PROBLEM DESCRIPTION
Collect all lines from the records below that include the word "Фартовый".

RECORDS TO USE
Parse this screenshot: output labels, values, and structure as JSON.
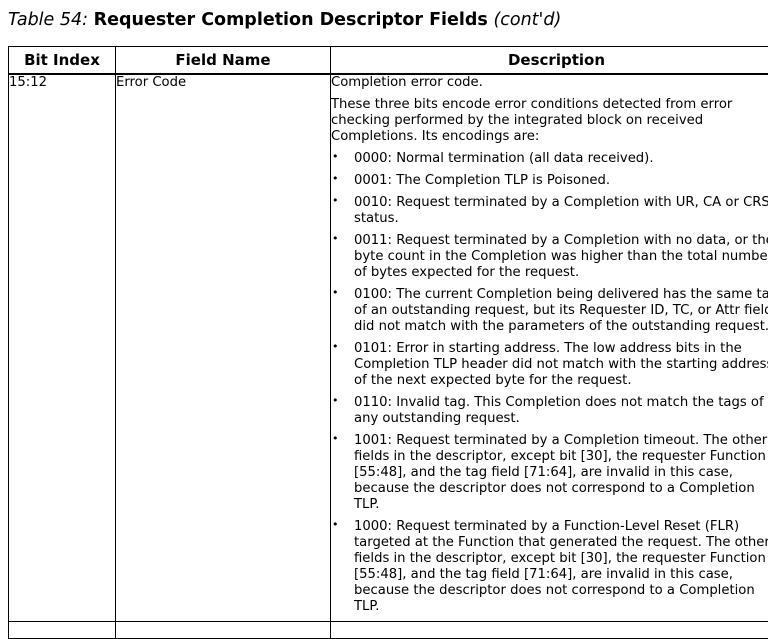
{
  "caption": {
    "label": "Table 54:",
    "title": "Requester Completion Descriptor Fields",
    "cont": "(cont'd)"
  },
  "table": {
    "headers": [
      "Bit Index",
      "Field Name",
      "Description"
    ],
    "row": {
      "bit_index": "15:12",
      "field_name": "Error Code",
      "intro": "Completion error code.",
      "paragraph": "These three bits encode error conditions detected from error checking performed by the integrated block on received Completions. Its encodings are:",
      "bullet_symbol": "•",
      "encodings": [
        "0000: Normal termination (all data received).",
        "0001: The Completion TLP is Poisoned.",
        "0010: Request terminated by a Completion with UR, CA or CRS status.",
        "0011: Request terminated by a Completion with no data, or the byte count in the Completion was higher than the total number of bytes expected for the request.",
        "0100: The current Completion being delivered has the same tag of an outstanding request, but its Requester ID, TC, or Attr fields did not match with the parameters of the outstanding request.",
        "0101: Error in starting address. The low address bits in the Completion TLP header did not match with the starting address of the next expected byte for the request.",
        "0110: Invalid tag. This Completion does not match the tags of any outstanding request.",
        "1001: Request terminated by a Completion timeout. The other fields in the descriptor, except bit [30], the requester Function [55:48], and the tag field [71:64], are invalid in this case, because the descriptor does not correspond to a Completion TLP.",
        "1000: Request terminated by a Function-Level Reset (FLR) targeted at the Function that generated the request. The other fields in the descriptor, except bit [30], the requester Function [55:48], and the tag field [71:64], are invalid in this case, because the descriptor does not correspond to a Completion TLP."
      ]
    }
  }
}
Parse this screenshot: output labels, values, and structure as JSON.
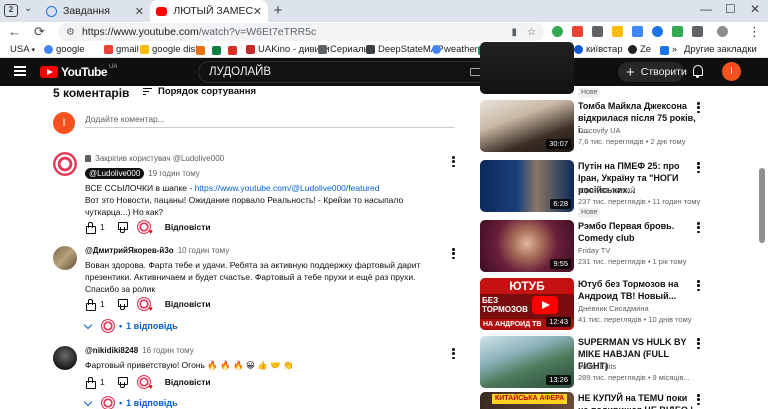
{
  "browser": {
    "tab_count": "2",
    "tabs": [
      {
        "label": "Завдання",
        "active": false
      },
      {
        "label": "ЛЮТЫЙ ЗАМЕС В КРЕ",
        "active": true
      }
    ],
    "url_host": "https://www.youtube.com",
    "url_path": "/watch?v=W6Et7eTRR5c",
    "bookmarks": [
      "USA",
      "google",
      "gmail",
      "google disk",
      "UAKino - дивити",
      "Сериалы",
      "DeepStateMAP",
      "weather",
      "київстар",
      "Ze",
      "Другие закладки"
    ]
  },
  "youtube": {
    "logo_text": "YouTube",
    "country_code": "UA",
    "search_value": "ЛУДОЛАЙВ",
    "create_label": "Створити",
    "user_initial": "I"
  },
  "comments": {
    "title": "5 коментарів",
    "sort_label": "Порядок сортування",
    "add_placeholder": "Додайте коментар...",
    "user_initial": "I",
    "items": [
      {
        "pinned_by": "Закріпив користувач @Ludolive000",
        "author": "@Ludolive000",
        "time": "19 годин тому",
        "text_pre": "ВСЕ ССЫЛОЧКИ в шапке - ",
        "link": "https://www.youtube.com/@Ludolive000/featured",
        "text_post": "Вот это Новости, пацаны! Ожидание порвало Реальность! - Крейзи то насыпало чуткарца...) Но как?",
        "likes": "1",
        "reply_label": "Відповісти"
      },
      {
        "author": "@ДмитрийЯкорев-й3о",
        "time": "10 годин тому",
        "text": "Вован здорова. Фарта тебе и удачи. Ребята за активную поддержку фартовый дарит презентики. Активничаем и будет счастье. Фартовый а тебе прухи и ещё раз прухи. Спасибо за ролик",
        "likes": "1",
        "reply_label": "Відповісти",
        "replies": "1 відповідь"
      },
      {
        "author": "@nikidiki8248",
        "time": "16 годин тому",
        "text": "Фартовый приветствую! Огонь 🔥 🔥 🔥 😀 👍 🤝 👏",
        "likes": "1",
        "reply_label": "Відповісти",
        "replies": "1 відповідь"
      }
    ]
  },
  "sidebar": {
    "top_badge": "Нове",
    "videos": [
      {
        "title": "Томба Майкла Джексона відкрилася після 75 років, і...",
        "channel": "Discovify UA",
        "meta": "7,6 тис. переглядів  •  2 дні тому",
        "duration": "30:07",
        "badge": ""
      },
      {
        "title": "Путін на ПМЕФ 25: про Іран, Україну та \"НОГИ російських...",
        "channel": "Юрий ВЕЛИКИЙ",
        "meta": "237 тис. переглядів  •  11 годин тому",
        "duration": "6:28",
        "badge": "Нове"
      },
      {
        "title": "Рэмбо Первая бровь. Comedy club",
        "channel": "Friday TV",
        "meta": "231 тис. переглядів  •  1 рік тому",
        "duration": "9:55",
        "badge": ""
      },
      {
        "title": "Ютуб без Тормозов на Андроид ТВ! Новый...",
        "channel": "Дневник Сисадмина",
        "meta": "41 тис. переглядів  •  10 днів тому",
        "duration": "12:43",
        "badge": "",
        "thumb_text_top": "ЮТУБ",
        "thumb_text_mid": "БЕЗ ТОРМОЗОВ",
        "thumb_text_bot": "НА АНДРОИД ТВ"
      },
      {
        "title": "SUPERMAN VS HULK BY MIKE HABJAN (FULL FIGHT)",
        "channel": "Vader Edits",
        "meta": "289 тис. переглядів  •  9 місяців...",
        "duration": "13:26",
        "badge": ""
      },
      {
        "title": "НЕ КУПУЙ на TEMU поки не подивишся ЦЕ ВІДЕО |",
        "channel": "",
        "meta": "",
        "duration": "",
        "badge": "",
        "thumb_text_top": "КИТАЙСЬКА АФЕРА"
      }
    ]
  },
  "colors": {
    "yt_red": "#ff0000",
    "header_bg": "#0f0f0f",
    "link_blue": "#065fd4",
    "avatar_orange": "#f4511e"
  }
}
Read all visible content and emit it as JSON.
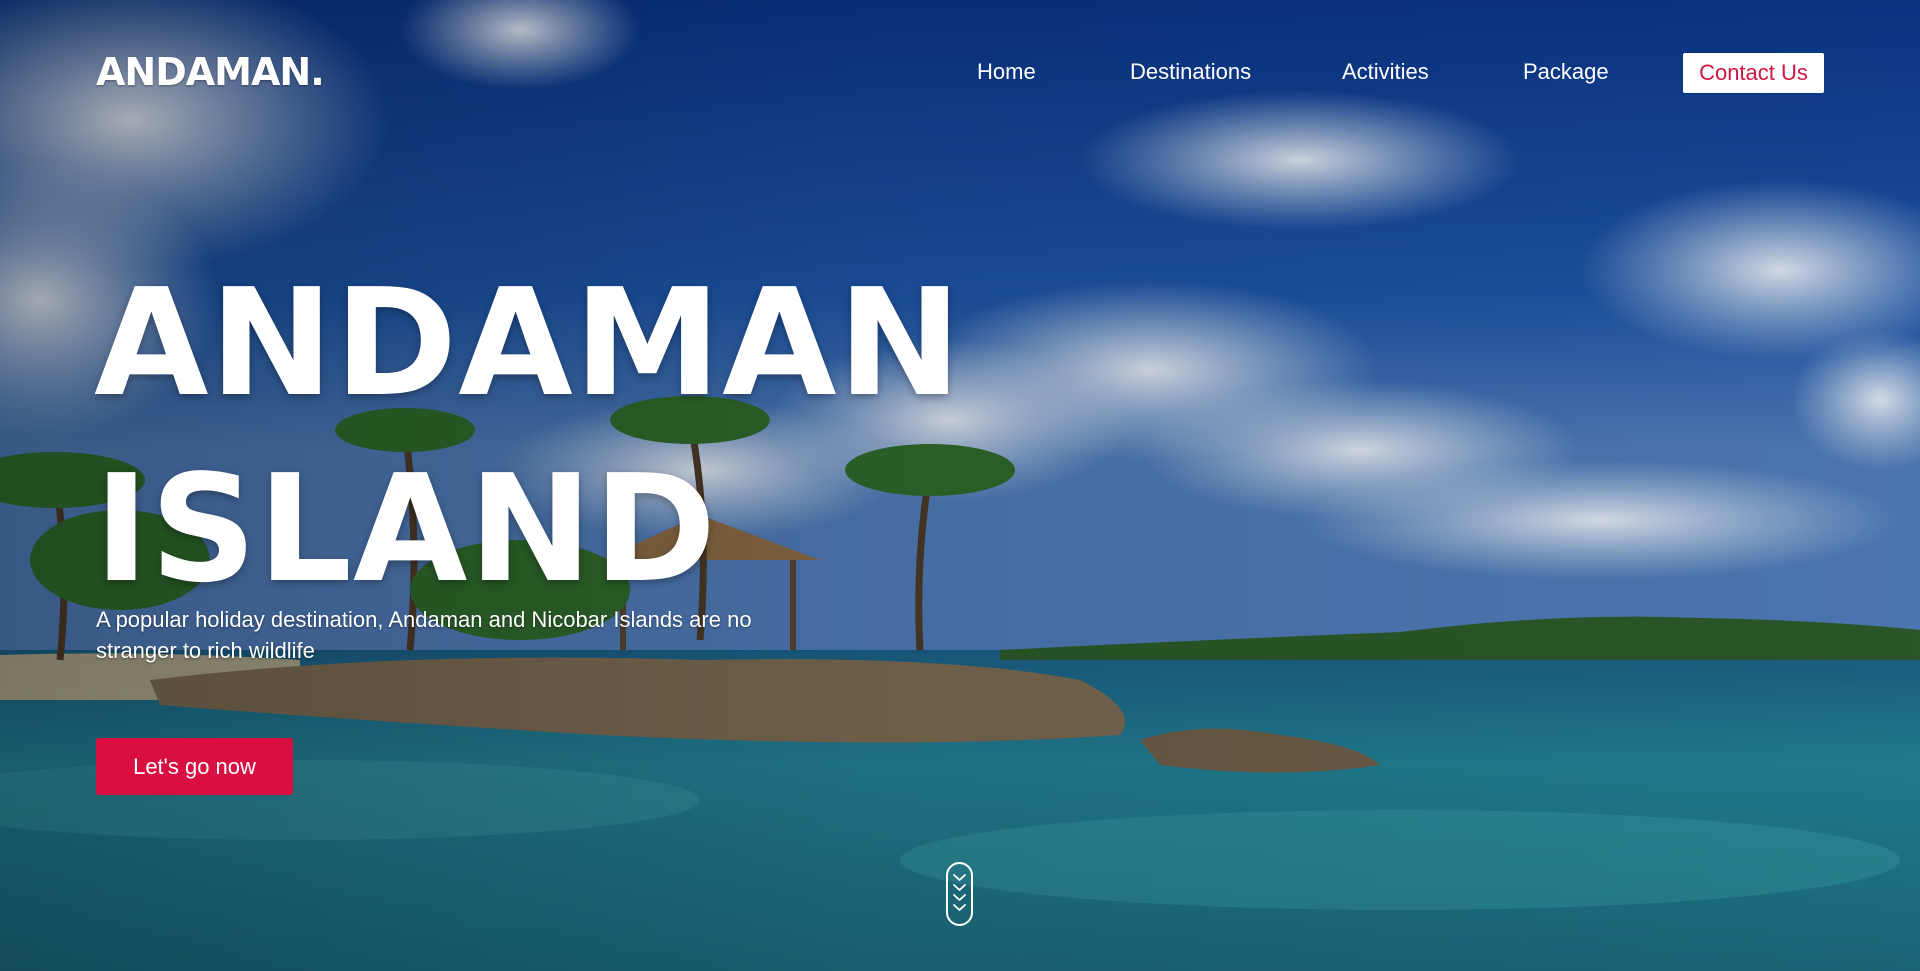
{
  "brand": {
    "logo_text": "ANDAMAN."
  },
  "nav": {
    "items": [
      {
        "label": "Home"
      },
      {
        "label": "Destinations"
      },
      {
        "label": "Activities"
      },
      {
        "label": "Package"
      }
    ],
    "contact_label": "Contact Us"
  },
  "hero": {
    "title_line1": "ANDAMAN",
    "title_line2": "ISLAND",
    "description": "A popular holiday destination, Andaman and Nicobar Islands are no stranger to rich wildlife",
    "cta_label": "Let's go now"
  },
  "scroll_indicator": {
    "icon": "chevrons-down-icon"
  },
  "colors": {
    "accent": "#d90f42",
    "contact_text": "#d01742",
    "sky_top": "#0a3a8f",
    "sea": "#1c6f86"
  }
}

TASK ANSWER
        "text": "Вован здорова. Фарта тебе и удачи. Ребята за активную поддержку фартовый дарит презентики. Активничаем и будет счастье. Фартовый а тебе прухи и ещё раз прухи. Спасибо за ролик",
        "text": "Фартовый приветствую! Огонь 🔥 🔥 🔥 😀 👍 🤝 👏",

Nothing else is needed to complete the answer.